(Lines of data)
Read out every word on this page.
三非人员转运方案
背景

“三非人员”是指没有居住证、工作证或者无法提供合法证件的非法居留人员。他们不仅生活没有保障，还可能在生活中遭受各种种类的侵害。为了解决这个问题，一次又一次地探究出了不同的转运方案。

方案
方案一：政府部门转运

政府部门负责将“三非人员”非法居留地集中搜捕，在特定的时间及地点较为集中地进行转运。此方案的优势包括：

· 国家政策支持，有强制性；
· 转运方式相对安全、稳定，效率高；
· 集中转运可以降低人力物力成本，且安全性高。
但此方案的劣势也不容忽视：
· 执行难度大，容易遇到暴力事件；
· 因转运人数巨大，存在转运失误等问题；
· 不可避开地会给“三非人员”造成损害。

TASK DIRECTIONS — Retype every entry above, word for word.

SOLUTION TO THE PROBLEM —
Read out every word on this page.
三非人员转运方案
背景

“三非人员”是指没有居住证、工作证或者无法提供合法证件的非法居留人员。他们不仅生活没有保障，还可能在生活中遭受各种种类的侵害。为了解决这个问题，一次又一次地探究出了不同的转运方案。

方案
方案一：政府部门转运

政府部门负责将“三非人员”非法居留地集中搜捕，在特定的时间及地点较为集中地进行转运。此方案的优势包括：

· 国家政策支持，有强制性；
· 转运方式相对安全、稳定，效率高；
· 集中转运可以降低人力物力成本，且安全性高。
但此方案的劣势也不容忽视：
· 执行难度大，容易遇到暴力事件；
· 因转运人数巨大，存在转运失误等问题；
· 不可避开地会给“三非人员”造成损害。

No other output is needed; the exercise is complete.